[Lines of data]

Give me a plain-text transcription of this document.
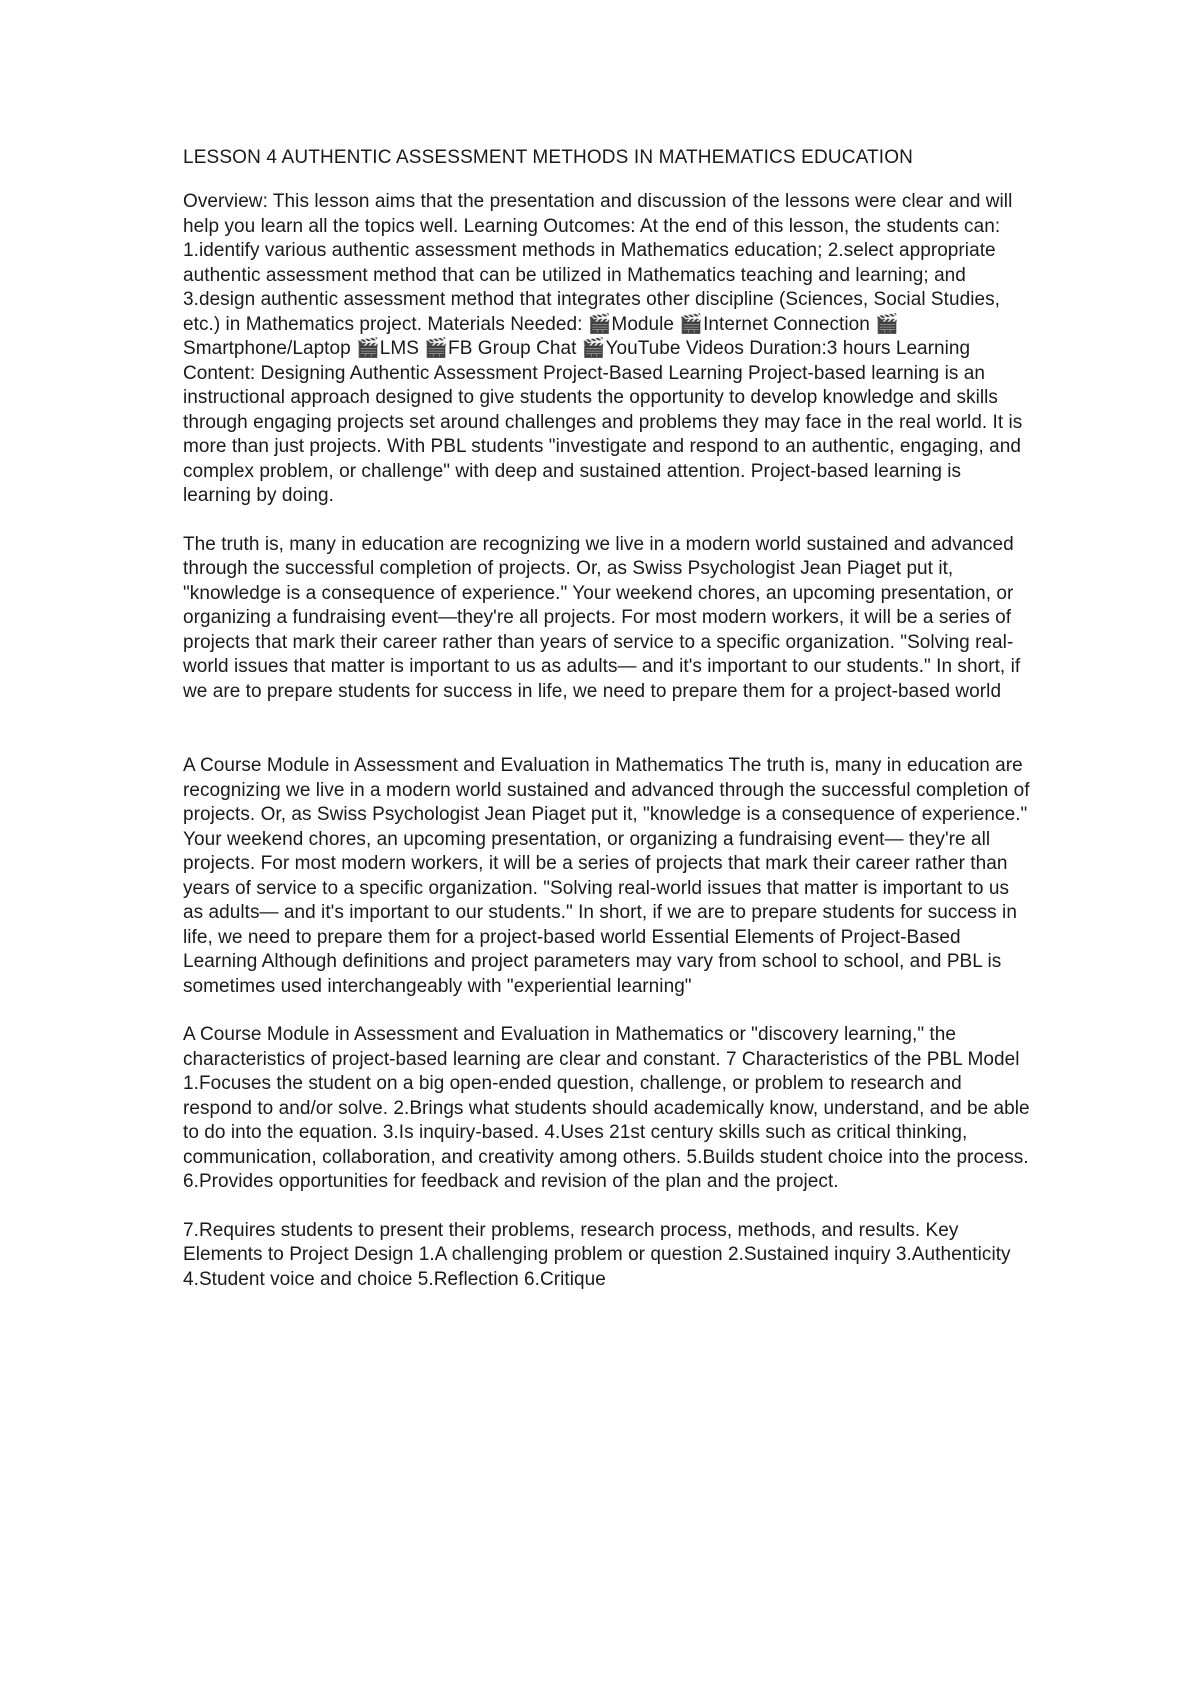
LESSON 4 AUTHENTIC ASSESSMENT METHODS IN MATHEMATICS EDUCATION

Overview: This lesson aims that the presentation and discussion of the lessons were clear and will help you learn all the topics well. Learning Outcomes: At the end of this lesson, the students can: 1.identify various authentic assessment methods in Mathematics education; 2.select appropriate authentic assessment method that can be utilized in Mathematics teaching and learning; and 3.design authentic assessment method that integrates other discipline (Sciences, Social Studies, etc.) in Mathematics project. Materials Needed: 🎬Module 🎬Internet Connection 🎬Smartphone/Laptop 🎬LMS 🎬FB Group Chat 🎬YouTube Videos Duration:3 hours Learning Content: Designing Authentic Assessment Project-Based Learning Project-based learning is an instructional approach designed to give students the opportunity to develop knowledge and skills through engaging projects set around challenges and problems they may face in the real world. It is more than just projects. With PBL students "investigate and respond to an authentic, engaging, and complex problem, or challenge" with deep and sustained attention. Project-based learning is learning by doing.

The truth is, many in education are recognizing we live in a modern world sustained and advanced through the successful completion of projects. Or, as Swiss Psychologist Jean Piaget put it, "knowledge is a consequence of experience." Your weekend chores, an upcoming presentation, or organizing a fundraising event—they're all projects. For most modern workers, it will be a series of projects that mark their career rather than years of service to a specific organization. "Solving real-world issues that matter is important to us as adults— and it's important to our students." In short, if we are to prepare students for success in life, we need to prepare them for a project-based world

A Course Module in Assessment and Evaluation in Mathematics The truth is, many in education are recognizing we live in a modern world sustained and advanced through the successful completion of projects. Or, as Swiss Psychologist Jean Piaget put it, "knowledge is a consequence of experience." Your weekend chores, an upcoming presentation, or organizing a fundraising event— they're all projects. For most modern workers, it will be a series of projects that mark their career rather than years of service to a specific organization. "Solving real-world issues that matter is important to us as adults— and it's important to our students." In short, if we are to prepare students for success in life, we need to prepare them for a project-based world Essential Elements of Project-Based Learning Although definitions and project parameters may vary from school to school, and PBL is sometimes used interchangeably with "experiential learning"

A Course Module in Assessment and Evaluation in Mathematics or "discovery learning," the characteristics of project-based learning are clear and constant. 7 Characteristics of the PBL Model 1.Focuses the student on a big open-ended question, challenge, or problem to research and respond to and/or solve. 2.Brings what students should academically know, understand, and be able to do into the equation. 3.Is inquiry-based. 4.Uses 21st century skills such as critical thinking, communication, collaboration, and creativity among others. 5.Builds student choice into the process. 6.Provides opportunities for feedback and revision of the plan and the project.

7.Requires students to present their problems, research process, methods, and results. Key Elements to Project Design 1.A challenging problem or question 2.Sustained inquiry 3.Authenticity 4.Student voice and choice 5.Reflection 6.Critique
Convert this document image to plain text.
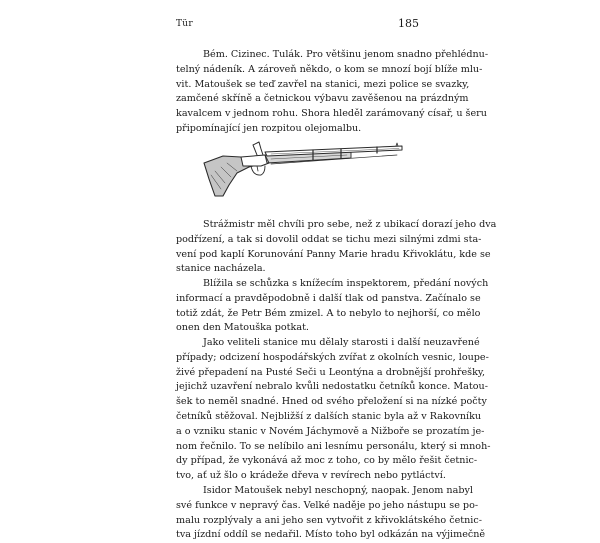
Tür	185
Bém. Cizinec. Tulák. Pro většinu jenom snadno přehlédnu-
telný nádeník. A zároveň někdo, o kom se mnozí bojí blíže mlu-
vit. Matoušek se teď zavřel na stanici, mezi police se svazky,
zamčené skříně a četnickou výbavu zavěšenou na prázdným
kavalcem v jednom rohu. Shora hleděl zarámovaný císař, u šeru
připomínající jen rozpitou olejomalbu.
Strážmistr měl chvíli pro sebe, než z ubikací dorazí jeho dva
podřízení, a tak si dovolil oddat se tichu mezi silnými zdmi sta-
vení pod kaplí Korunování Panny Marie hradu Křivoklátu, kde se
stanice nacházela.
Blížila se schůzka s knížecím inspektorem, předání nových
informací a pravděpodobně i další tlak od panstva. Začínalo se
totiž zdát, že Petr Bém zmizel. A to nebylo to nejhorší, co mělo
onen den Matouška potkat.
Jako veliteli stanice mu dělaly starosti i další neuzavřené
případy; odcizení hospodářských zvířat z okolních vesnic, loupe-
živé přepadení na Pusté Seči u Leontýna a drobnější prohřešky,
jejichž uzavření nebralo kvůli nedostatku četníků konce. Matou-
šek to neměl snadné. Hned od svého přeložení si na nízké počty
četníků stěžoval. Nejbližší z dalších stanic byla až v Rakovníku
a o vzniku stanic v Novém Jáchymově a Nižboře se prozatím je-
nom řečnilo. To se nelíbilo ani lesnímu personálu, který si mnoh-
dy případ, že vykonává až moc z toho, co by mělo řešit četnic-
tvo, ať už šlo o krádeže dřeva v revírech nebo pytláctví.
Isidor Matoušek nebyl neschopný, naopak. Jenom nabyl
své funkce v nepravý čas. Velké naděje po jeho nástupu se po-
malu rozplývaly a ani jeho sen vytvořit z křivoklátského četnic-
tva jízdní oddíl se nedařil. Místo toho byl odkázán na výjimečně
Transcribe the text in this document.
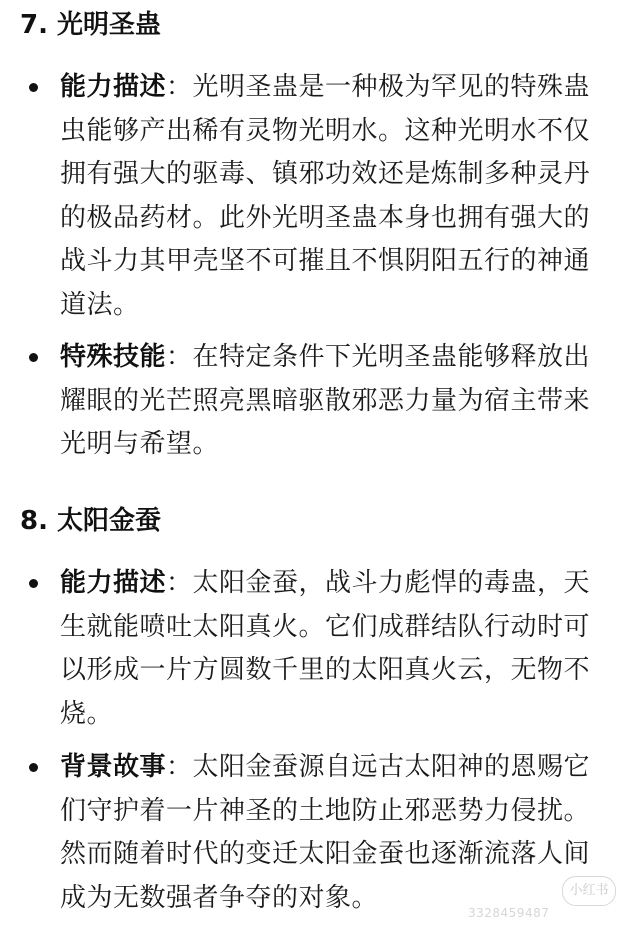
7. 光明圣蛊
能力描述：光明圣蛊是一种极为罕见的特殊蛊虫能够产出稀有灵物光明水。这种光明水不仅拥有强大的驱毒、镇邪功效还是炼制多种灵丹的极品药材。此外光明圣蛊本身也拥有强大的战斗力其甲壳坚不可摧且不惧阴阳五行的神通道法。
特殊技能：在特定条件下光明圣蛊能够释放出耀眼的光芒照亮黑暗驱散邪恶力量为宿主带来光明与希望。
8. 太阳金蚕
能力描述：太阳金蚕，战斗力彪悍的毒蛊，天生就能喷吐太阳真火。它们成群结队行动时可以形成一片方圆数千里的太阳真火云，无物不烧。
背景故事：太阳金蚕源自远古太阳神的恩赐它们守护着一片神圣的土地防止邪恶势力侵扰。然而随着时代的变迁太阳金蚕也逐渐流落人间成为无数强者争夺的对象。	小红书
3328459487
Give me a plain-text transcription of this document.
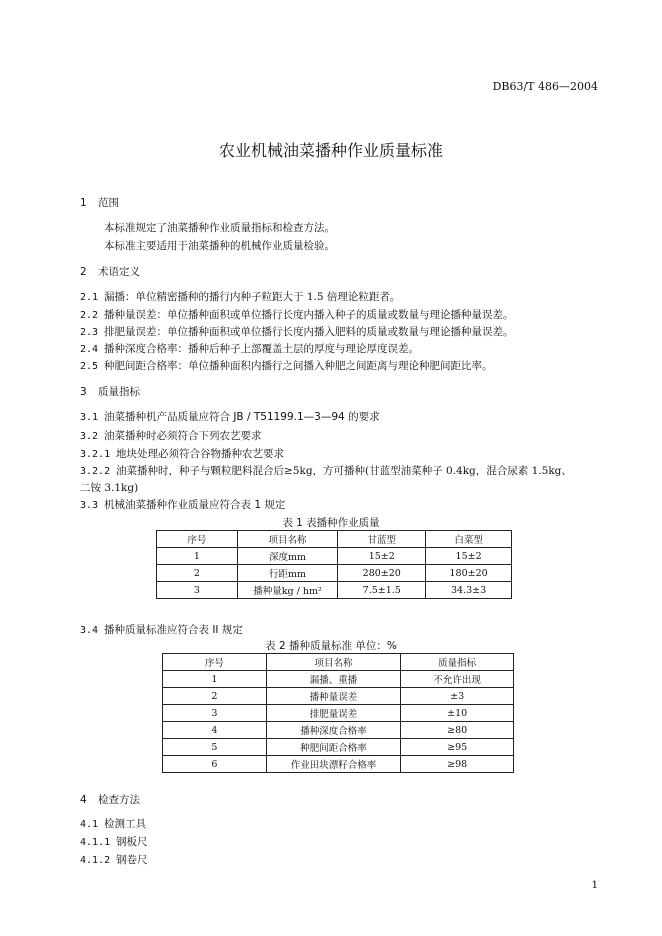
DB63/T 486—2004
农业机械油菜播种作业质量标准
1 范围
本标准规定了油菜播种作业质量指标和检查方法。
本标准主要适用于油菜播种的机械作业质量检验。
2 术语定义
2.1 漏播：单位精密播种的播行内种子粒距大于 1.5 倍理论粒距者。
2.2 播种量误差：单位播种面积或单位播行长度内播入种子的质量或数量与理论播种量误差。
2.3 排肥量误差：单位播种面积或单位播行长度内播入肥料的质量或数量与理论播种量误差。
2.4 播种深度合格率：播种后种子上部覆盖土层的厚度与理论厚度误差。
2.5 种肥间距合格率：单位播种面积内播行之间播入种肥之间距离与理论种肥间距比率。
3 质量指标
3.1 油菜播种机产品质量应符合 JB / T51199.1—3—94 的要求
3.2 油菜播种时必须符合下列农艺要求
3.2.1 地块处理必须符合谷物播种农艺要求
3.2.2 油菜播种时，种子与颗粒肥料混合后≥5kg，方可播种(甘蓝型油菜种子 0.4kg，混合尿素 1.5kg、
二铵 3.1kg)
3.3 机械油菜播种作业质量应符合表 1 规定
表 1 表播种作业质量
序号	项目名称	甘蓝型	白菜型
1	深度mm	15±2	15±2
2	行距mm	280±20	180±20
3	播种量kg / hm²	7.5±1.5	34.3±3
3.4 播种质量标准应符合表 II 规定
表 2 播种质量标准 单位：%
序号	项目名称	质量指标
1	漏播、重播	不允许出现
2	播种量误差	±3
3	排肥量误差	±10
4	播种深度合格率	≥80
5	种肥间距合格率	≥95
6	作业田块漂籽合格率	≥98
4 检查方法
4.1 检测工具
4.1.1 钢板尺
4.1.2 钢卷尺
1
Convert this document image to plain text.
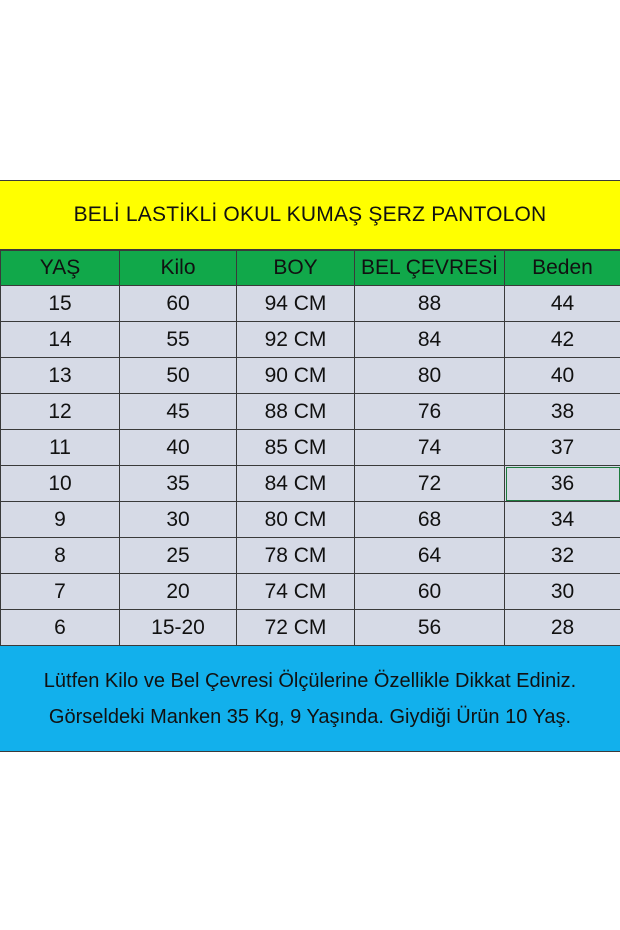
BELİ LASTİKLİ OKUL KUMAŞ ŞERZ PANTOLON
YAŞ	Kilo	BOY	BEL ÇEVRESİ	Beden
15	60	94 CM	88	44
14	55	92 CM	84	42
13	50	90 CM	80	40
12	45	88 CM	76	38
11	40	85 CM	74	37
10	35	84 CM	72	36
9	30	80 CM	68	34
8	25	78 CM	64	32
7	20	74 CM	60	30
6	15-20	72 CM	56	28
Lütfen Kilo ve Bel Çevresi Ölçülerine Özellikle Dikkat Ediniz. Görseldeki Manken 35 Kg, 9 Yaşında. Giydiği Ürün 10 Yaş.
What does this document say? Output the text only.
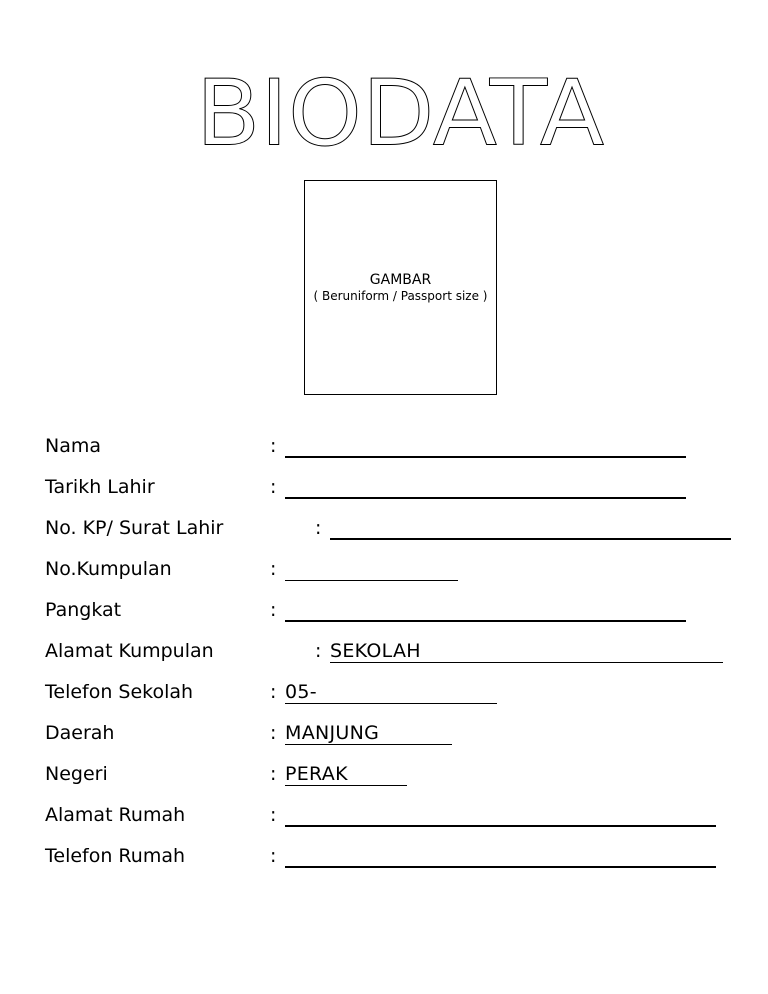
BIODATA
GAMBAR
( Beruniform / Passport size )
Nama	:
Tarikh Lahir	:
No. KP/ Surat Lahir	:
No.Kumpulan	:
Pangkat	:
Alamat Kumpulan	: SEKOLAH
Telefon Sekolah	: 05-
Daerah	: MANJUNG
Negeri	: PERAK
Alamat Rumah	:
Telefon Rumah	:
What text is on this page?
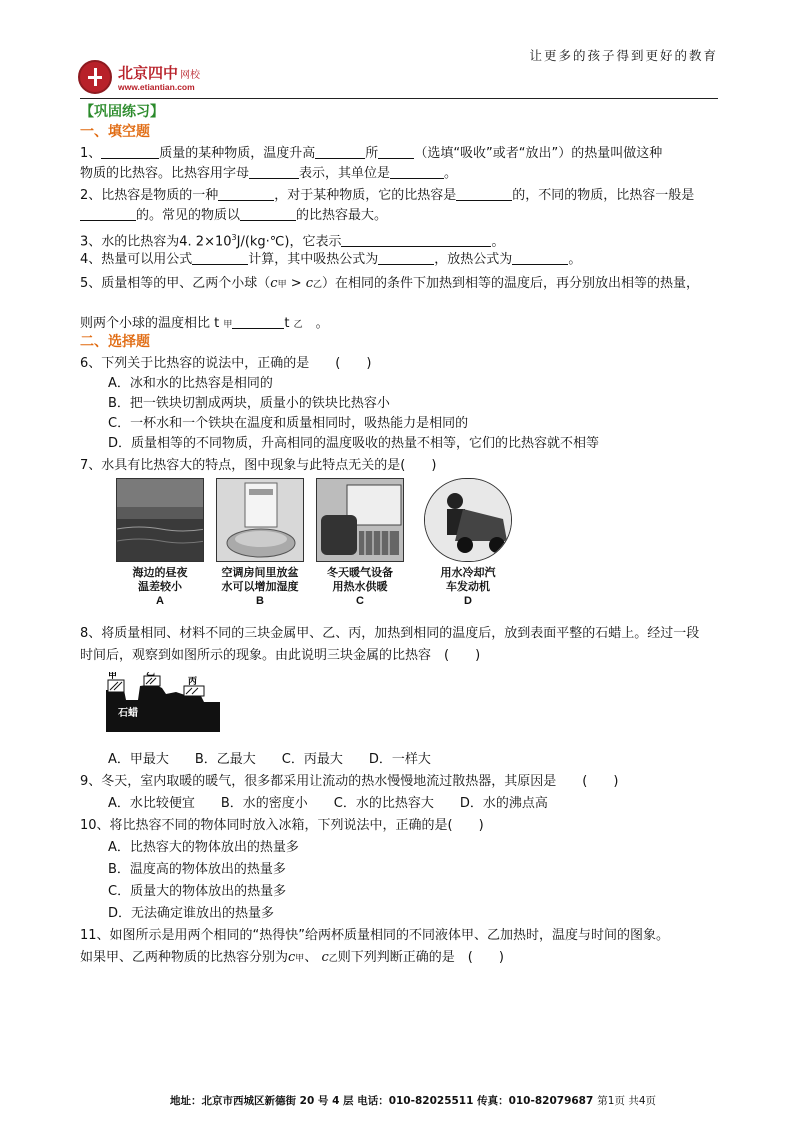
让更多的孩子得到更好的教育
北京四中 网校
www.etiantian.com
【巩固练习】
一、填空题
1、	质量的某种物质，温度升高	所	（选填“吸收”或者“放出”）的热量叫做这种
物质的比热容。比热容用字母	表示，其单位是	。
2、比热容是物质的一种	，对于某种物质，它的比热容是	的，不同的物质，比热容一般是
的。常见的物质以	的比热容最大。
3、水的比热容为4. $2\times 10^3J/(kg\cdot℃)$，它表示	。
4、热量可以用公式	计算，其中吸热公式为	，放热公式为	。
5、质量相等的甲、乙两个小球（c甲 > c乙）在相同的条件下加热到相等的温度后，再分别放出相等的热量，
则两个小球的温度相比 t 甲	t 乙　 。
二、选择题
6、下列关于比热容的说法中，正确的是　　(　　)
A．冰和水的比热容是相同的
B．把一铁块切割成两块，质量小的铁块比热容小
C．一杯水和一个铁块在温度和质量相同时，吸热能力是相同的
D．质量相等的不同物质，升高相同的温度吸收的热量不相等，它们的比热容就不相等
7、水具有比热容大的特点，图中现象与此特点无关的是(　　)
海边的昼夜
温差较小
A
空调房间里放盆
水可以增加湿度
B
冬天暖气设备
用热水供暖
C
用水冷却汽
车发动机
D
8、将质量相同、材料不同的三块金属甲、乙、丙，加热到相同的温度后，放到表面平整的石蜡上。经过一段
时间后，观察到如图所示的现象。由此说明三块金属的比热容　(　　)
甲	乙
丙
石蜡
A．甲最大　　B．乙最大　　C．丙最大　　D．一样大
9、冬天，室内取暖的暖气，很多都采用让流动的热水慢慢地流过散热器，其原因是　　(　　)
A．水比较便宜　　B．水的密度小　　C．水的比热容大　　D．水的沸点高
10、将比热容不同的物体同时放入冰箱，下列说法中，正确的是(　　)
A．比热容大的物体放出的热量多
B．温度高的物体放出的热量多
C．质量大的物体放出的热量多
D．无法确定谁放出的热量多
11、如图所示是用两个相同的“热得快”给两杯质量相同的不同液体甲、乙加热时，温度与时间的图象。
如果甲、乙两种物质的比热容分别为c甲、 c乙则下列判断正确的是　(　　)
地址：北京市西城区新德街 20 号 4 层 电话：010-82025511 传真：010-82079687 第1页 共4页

» **Problem description**
Copy out all lines where the word "Kilo" appears.

» **Completed task**
YAŞ	Kilo	BOY	BEL ÇEVRESİ	Beden
Lütfen Kilo ve Bel Çevresi Ölçülerine Özellikle Dikkat Ediniz. Görseldeki Manken 35 Kg, 9 Yaşında. Giydiği Ürün 10 Yaş.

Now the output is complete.